# The exercise
Give back all the data exactly, line by line.

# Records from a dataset

++++++++++

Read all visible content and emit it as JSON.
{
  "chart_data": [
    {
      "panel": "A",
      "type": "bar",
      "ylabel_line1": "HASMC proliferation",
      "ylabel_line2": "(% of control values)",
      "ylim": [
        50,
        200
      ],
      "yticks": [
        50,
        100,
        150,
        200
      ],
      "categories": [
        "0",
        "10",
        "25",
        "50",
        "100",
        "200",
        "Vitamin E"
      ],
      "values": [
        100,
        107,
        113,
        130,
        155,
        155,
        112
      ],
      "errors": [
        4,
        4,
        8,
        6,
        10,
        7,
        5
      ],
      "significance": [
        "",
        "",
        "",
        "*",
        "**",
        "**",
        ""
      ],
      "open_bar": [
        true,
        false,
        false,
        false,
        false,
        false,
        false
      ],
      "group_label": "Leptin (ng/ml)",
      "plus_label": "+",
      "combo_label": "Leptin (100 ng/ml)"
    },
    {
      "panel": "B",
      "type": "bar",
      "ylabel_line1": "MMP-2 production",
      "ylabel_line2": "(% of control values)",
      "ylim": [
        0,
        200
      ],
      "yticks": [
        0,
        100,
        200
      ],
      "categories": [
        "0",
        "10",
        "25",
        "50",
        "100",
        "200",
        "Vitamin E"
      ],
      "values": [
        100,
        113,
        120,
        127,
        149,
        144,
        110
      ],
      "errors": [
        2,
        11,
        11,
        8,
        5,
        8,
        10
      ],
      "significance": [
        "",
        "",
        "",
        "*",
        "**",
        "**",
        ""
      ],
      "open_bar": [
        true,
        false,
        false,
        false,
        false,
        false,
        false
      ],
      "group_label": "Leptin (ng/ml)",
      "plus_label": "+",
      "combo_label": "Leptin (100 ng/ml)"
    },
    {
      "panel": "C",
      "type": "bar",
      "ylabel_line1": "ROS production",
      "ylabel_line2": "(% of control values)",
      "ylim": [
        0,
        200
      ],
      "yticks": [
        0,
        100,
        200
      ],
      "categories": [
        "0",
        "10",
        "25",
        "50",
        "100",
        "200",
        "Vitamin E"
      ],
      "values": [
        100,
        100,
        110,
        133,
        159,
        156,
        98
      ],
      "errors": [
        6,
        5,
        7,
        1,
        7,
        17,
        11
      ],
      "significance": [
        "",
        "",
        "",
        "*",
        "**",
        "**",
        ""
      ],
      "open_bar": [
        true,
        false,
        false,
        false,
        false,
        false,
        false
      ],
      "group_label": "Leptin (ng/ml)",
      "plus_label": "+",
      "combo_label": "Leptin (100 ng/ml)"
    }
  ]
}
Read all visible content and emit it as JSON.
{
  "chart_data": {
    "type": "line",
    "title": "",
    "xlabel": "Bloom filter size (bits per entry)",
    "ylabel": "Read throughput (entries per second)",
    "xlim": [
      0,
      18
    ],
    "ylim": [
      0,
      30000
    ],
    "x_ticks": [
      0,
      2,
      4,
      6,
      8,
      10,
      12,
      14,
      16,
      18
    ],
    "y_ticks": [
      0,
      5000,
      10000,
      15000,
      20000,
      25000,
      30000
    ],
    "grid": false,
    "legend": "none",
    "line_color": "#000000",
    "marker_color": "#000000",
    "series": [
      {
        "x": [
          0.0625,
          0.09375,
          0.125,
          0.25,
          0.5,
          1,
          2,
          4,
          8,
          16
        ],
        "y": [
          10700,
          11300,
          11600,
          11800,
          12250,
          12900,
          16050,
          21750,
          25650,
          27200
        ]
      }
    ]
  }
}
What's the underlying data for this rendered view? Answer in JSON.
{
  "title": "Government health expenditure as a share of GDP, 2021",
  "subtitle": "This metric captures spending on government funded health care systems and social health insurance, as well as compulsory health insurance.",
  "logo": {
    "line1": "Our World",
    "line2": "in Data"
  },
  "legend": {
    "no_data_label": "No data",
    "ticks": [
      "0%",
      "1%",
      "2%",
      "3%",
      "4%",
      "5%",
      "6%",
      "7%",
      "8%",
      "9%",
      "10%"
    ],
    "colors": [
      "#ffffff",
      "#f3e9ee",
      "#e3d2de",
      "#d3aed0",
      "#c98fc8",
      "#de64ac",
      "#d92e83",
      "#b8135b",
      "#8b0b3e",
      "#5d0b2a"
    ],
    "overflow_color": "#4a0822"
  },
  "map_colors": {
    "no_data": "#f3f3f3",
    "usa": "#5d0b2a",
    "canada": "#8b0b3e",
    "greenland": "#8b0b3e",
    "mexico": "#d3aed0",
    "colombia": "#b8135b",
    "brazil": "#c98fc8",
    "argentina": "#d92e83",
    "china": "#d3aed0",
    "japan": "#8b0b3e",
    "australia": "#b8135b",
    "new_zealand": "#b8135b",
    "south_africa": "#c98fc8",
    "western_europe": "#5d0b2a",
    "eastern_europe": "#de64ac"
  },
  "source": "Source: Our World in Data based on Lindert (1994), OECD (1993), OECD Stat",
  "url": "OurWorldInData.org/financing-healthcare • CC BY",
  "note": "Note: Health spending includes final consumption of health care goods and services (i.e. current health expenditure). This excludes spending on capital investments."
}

++++++++++

# Exercise solution
Read all visible content and emit it as JSON.
{
  "chart_data": [
    {
      "panel": "A",
      "type": "bar",
      "ylabel_line1": "HASMC proliferation",
      "ylabel_line2": "(% of control values)",
      "ylim": [
        50,
        200
      ],
      "yticks": [
        50,
        100,
        150,
        200
      ],
      "categories": [
        "0",
        "10",
        "25",
        "50",
        "100",
        "200",
        "Vitamin E"
      ],
      "values": [
        100,
        107,
        113,
        130,
        155,
        155,
        112
      ],
      "errors": [
        4,
        4,
        8,
        6,
        10,
        7,
        5
      ],
      "significance": [
        "",
        "",
        "",
        "*",
        "**",
        "**",
        ""
      ],
      "open_bar": [
        true,
        false,
        false,
        false,
        false,
        false,
        false
      ],
      "group_label": "Leptin (ng/ml)",
      "plus_label": "+",
      "combo_label": "Leptin (100 ng/ml)"
    },
    {
      "panel": "B",
      "type": "bar",
      "ylabel_line1": "MMP-2 production",
      "ylabel_line2": "(% of control values)",
      "ylim": [
        0,
        200
      ],
      "yticks": [
        0,
        100,
        200
      ],
      "categories": [
        "0",
        "10",
        "25",
        "50",
        "100",
        "200",
        "Vitamin E"
      ],
      "values": [
        100,
        113,
        120,
        127,
        149,
        144,
        110
      ],
      "errors": [
        2,
        11,
        11,
        8,
        5,
        8,
        10
      ],
      "significance": [
        "",
        "",
        "",
        "*",
        "**",
        "**",
        ""
      ],
      "open_bar": [
        true,
        false,
        false,
        false,
        false,
        false,
        false
      ],
      "group_label": "Leptin (ng/ml)",
      "plus_label": "+",
      "combo_label": "Leptin (100 ng/ml)"
    },
    {
      "panel": "C",
      "type": "bar",
      "ylabel_line1": "ROS production",
      "ylabel_line2": "(% of control values)",
      "ylim": [
        0,
        200
      ],
      "yticks": [
        0,
        100,
        200
      ],
      "categories": [
        "0",
        "10",
        "25",
        "50",
        "100",
        "200",
        "Vitamin E"
      ],
      "values": [
        100,
        100,
        110,
        133,
        159,
        156,
        98
      ],
      "errors": [
        6,
        5,
        7,
        1,
        7,
        17,
        11
      ],
      "significance": [
        "",
        "",
        "",
        "*",
        "**",
        "**",
        ""
      ],
      "open_bar": [
        true,
        false,
        false,
        false,
        false,
        false,
        false
      ],
      "group_label": "Leptin (ng/ml)",
      "plus_label": "+",
      "combo_label": "Leptin (100 ng/ml)"
    }
  ]
}
Read all visible content and emit it as JSON.
{
  "chart_data": {
    "type": "line",
    "title": "",
    "xlabel": "Bloom filter size (bits per entry)",
    "ylabel": "Read throughput (entries per second)",
    "xlim": [
      0,
      18
    ],
    "ylim": [
      0,
      30000
    ],
    "x_ticks": [
      0,
      2,
      4,
      6,
      8,
      10,
      12,
      14,
      16,
      18
    ],
    "y_ticks": [
      0,
      5000,
      10000,
      15000,
      20000,
      25000,
      30000
    ],
    "grid": false,
    "legend": "none",
    "line_color": "#000000",
    "marker_color": "#000000",
    "series": [
      {
        "x": [
          0.0625,
          0.09375,
          0.125,
          0.25,
          0.5,
          1,
          2,
          4,
          8,
          16
        ],
        "y": [
          10700,
          11300,
          11600,
          11800,
          12250,
          12900,
          16050,
          21750,
          25650,
          27200
        ]
      }
    ]
  }
}
What's the underlying data for this rendered view? Answer in JSON.
{
  "title": "Government health expenditure as a share of GDP, 2021",
  "subtitle": "This metric captures spending on government funded health care systems and social health insurance, as well as compulsory health insurance.",
  "logo": {
    "line1": "Our World",
    "line2": "in Data"
  },
  "legend": {
    "no_data_label": "No data",
    "ticks": [
      "0%",
      "1%",
      "2%",
      "3%",
      "4%",
      "5%",
      "6%",
      "7%",
      "8%",
      "9%",
      "10%"
    ],
    "colors": [
      "#ffffff",
      "#f3e9ee",
      "#e3d2de",
      "#d3aed0",
      "#c98fc8",
      "#de64ac",
      "#d92e83",
      "#b8135b",
      "#8b0b3e",
      "#5d0b2a"
    ],
    "overflow_color": "#4a0822"
  },
  "map_colors": {
    "no_data": "#f3f3f3",
    "usa": "#5d0b2a",
    "canada": "#8b0b3e",
    "greenland": "#8b0b3e",
    "mexico": "#d3aed0",
    "colombia": "#b8135b",
    "brazil": "#c98fc8",
    "argentina": "#d92e83",
    "china": "#d3aed0",
    "japan": "#8b0b3e",
    "australia": "#b8135b",
    "new_zealand": "#b8135b",
    "south_africa": "#c98fc8",
    "western_europe": "#5d0b2a",
    "eastern_europe": "#de64ac"
  },
  "source": "Source: Our World in Data based on Lindert (1994), OECD (1993), OECD Stat",
  "url": "OurWorldInData.org/financing-healthcare • CC BY",
  "note": "Note: Health spending includes final consumption of health care goods and services (i.e. current health expenditure). This excludes spending on capital investments."
}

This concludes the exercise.